## Given request
Extract every line of the material that holds the string "load".

## Record excerpts
╭──

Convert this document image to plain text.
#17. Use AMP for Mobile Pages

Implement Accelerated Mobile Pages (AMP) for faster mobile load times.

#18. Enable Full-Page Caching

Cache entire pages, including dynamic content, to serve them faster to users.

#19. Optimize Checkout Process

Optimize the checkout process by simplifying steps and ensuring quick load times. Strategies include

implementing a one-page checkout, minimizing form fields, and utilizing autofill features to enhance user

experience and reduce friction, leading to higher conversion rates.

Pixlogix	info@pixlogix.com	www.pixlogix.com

╰──

## Reply to the task
Implement Accelerated Mobile Pages (AMP) for faster mobile load times.
Optimize the checkout process by simplifying steps and ensuring quick load times. Strategies include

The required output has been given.